- **STATED GOAL**
Show every row below that contains the string "item", copying each such row in full; letter case matters.

- **DATA EXCERPTS**
-=-=-

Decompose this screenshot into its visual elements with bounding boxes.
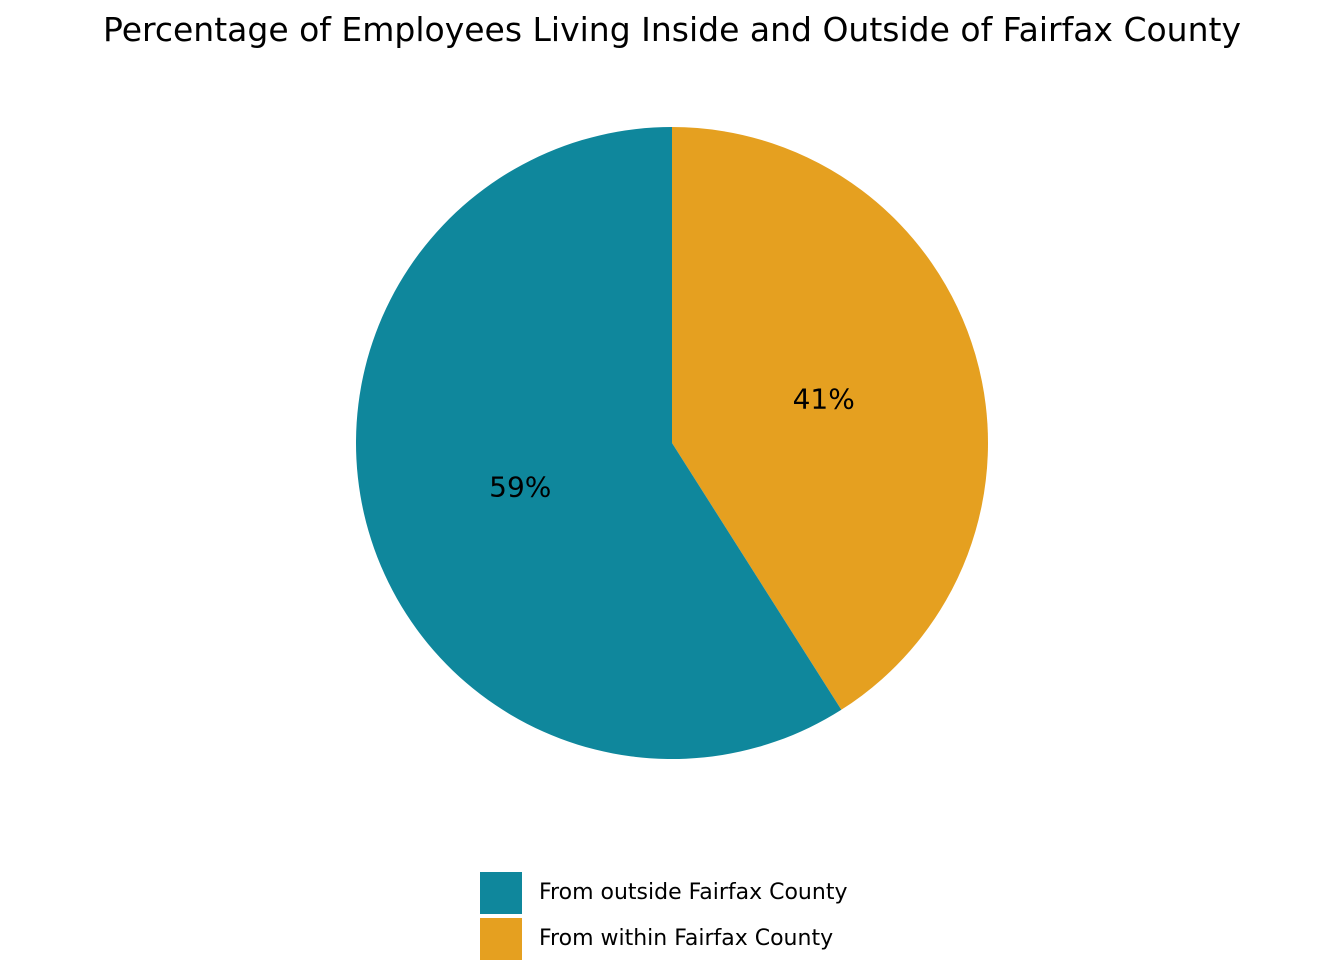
chart-title: Percentage of Employees Living Inside an… — [102, 10, 1241, 49]
legend-swatch-outside — [480, 872, 522, 914]
pie-label-within: 41% — [793, 382, 855, 415]
pie-chart: 41% 59% — [356, 127, 989, 759]
pie-label-outside: 59% — [489, 471, 551, 504]
pie-slice-outside — [356, 127, 842, 759]
legend-label-outside: From outside Fairfax County — [539, 880, 848, 905]
legend-label-within: From within Fairfax County — [539, 926, 834, 951]
legend-item-within: From within Fairfax County — [480, 916, 847, 960]
legend-swatch-within — [480, 918, 522, 960]
pie-slice-within — [672, 127, 989, 710]
chart-legend: From outside Fairfax County From within … — [480, 870, 847, 960]
legend-item-outside: From outside Fairfax County — [480, 870, 847, 916]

-=-=-

- **THE RESPONSE**
legend-item-within: From within Fairfax County — [480, 916, 847, 960]
legend-item-outside: From outside Fairfax County — [480, 870, 847, 916]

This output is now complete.